Structured figure records
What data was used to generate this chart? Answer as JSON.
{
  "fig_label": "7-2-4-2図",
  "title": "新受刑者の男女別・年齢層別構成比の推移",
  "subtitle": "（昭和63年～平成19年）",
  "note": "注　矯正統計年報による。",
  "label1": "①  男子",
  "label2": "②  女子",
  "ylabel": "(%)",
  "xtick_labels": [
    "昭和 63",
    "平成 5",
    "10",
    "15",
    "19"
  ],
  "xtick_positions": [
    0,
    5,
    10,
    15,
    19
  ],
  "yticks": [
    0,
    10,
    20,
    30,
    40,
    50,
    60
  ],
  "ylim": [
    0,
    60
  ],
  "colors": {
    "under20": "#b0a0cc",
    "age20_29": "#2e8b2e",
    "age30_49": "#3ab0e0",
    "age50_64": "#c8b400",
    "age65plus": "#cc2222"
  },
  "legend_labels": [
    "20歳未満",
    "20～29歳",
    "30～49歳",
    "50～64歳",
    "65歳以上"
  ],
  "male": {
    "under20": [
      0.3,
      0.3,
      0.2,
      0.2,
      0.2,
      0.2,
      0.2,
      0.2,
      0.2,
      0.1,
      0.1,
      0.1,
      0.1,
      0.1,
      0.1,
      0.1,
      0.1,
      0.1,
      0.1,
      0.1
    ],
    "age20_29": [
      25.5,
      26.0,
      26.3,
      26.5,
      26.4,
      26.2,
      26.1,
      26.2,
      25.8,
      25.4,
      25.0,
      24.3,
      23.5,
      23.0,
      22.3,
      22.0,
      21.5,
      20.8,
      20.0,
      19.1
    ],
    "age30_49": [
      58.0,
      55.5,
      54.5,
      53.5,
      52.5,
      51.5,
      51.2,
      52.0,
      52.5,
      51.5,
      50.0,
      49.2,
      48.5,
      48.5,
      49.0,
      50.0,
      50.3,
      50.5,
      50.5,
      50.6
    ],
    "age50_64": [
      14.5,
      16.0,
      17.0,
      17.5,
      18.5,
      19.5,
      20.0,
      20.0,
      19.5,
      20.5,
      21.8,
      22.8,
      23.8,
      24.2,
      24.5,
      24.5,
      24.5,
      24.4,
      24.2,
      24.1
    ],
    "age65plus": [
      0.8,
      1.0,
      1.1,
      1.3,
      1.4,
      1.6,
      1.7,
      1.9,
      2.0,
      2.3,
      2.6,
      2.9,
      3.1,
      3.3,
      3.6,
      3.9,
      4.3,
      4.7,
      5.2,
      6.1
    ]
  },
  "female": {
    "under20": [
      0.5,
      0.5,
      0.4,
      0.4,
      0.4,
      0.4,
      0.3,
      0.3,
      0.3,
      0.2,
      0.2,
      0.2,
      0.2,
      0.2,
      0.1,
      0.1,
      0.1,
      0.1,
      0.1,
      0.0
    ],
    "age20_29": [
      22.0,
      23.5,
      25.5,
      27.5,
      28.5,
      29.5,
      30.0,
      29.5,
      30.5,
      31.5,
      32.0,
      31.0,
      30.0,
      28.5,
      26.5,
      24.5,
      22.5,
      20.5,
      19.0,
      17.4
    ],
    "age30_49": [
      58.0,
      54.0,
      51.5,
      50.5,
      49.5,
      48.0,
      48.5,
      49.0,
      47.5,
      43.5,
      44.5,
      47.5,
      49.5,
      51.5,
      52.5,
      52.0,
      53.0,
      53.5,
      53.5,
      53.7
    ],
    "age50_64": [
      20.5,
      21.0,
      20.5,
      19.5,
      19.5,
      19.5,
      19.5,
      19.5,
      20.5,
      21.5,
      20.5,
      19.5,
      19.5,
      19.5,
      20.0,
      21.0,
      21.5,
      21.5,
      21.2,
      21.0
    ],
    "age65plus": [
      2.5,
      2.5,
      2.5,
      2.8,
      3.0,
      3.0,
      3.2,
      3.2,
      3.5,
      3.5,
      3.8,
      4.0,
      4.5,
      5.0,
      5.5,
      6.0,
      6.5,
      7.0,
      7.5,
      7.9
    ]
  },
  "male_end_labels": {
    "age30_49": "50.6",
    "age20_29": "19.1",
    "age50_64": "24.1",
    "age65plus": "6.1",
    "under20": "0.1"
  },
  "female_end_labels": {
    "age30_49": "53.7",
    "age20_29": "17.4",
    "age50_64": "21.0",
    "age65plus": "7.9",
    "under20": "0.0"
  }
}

*Directions for this task*: Reproduce all the data word for word.

*Finished task*:
What data was used to generate this chart? Answer as JSON.
{
  "fig_label": "7-2-4-2図",
  "title": "新受刑者の男女別・年齢層別構成比の推移",
  "subtitle": "（昭和63年～平成19年）",
  "note": "注　矯正統計年報による。",
  "label1": "①  男子",
  "label2": "②  女子",
  "ylabel": "(%)",
  "xtick_labels": [
    "昭和 63",
    "平成 5",
    "10",
    "15",
    "19"
  ],
  "xtick_positions": [
    0,
    5,
    10,
    15,
    19
  ],
  "yticks": [
    0,
    10,
    20,
    30,
    40,
    50,
    60
  ],
  "ylim": [
    0,
    60
  ],
  "colors": {
    "under20": "#b0a0cc",
    "age20_29": "#2e8b2e",
    "age30_49": "#3ab0e0",
    "age50_64": "#c8b400",
    "age65plus": "#cc2222"
  },
  "legend_labels": [
    "20歳未満",
    "20～29歳",
    "30～49歳",
    "50～64歳",
    "65歳以上"
  ],
  "male": {
    "under20": [
      0.3,
      0.3,
      0.2,
      0.2,
      0.2,
      0.2,
      0.2,
      0.2,
      0.2,
      0.1,
      0.1,
      0.1,
      0.1,
      0.1,
      0.1,
      0.1,
      0.1,
      0.1,
      0.1,
      0.1
    ],
    "age20_29": [
      25.5,
      26.0,
      26.3,
      26.5,
      26.4,
      26.2,
      26.1,
      26.2,
      25.8,
      25.4,
      25.0,
      24.3,
      23.5,
      23.0,
      22.3,
      22.0,
      21.5,
      20.8,
      20.0,
      19.1
    ],
    "age30_49": [
      58.0,
      55.5,
      54.5,
      53.5,
      52.5,
      51.5,
      51.2,
      52.0,
      52.5,
      51.5,
      50.0,
      49.2,
      48.5,
      48.5,
      49.0,
      50.0,
      50.3,
      50.5,
      50.5,
      50.6
    ],
    "age50_64": [
      14.5,
      16.0,
      17.0,
      17.5,
      18.5,
      19.5,
      20.0,
      20.0,
      19.5,
      20.5,
      21.8,
      22.8,
      23.8,
      24.2,
      24.5,
      24.5,
      24.5,
      24.4,
      24.2,
      24.1
    ],
    "age65plus": [
      0.8,
      1.0,
      1.1,
      1.3,
      1.4,
      1.6,
      1.7,
      1.9,
      2.0,
      2.3,
      2.6,
      2.9,
      3.1,
      3.3,
      3.6,
      3.9,
      4.3,
      4.7,
      5.2,
      6.1
    ]
  },
  "female": {
    "under20": [
      0.5,
      0.5,
      0.4,
      0.4,
      0.4,
      0.4,
      0.3,
      0.3,
      0.3,
      0.2,
      0.2,
      0.2,
      0.2,
      0.2,
      0.1,
      0.1,
      0.1,
      0.1,
      0.1,
      0.0
    ],
    "age20_29": [
      22.0,
      23.5,
      25.5,
      27.5,
      28.5,
      29.5,
      30.0,
      29.5,
      30.5,
      31.5,
      32.0,
      31.0,
      30.0,
      28.5,
      26.5,
      24.5,
      22.5,
      20.5,
      19.0,
      17.4
    ],
    "age30_49": [
      58.0,
      54.0,
      51.5,
      50.5,
      49.5,
      48.0,
      48.5,
      49.0,
      47.5,
      43.5,
      44.5,
      47.5,
      49.5,
      51.5,
      52.5,
      52.0,
      53.0,
      53.5,
      53.5,
      53.7
    ],
    "age50_64": [
      20.5,
      21.0,
      20.5,
      19.5,
      19.5,
      19.5,
      19.5,
      19.5,
      20.5,
      21.5,
      20.5,
      19.5,
      19.5,
      19.5,
      20.0,
      21.0,
      21.5,
      21.5,
      21.2,
      21.0
    ],
    "age65plus": [
      2.5,
      2.5,
      2.5,
      2.8,
      3.0,
      3.0,
      3.2,
      3.2,
      3.5,
      3.5,
      3.8,
      4.0,
      4.5,
      5.0,
      5.5,
      6.0,
      6.5,
      7.0,
      7.5,
      7.9
    ]
  },
  "male_end_labels": {
    "age30_49": "50.6",
    "age20_29": "19.1",
    "age50_64": "24.1",
    "age65plus": "6.1",
    "under20": "0.1"
  },
  "female_end_labels": {
    "age30_49": "53.7",
    "age20_29": "17.4",
    "age50_64": "21.0",
    "age65plus": "7.9",
    "under20": "0.0"
  }
}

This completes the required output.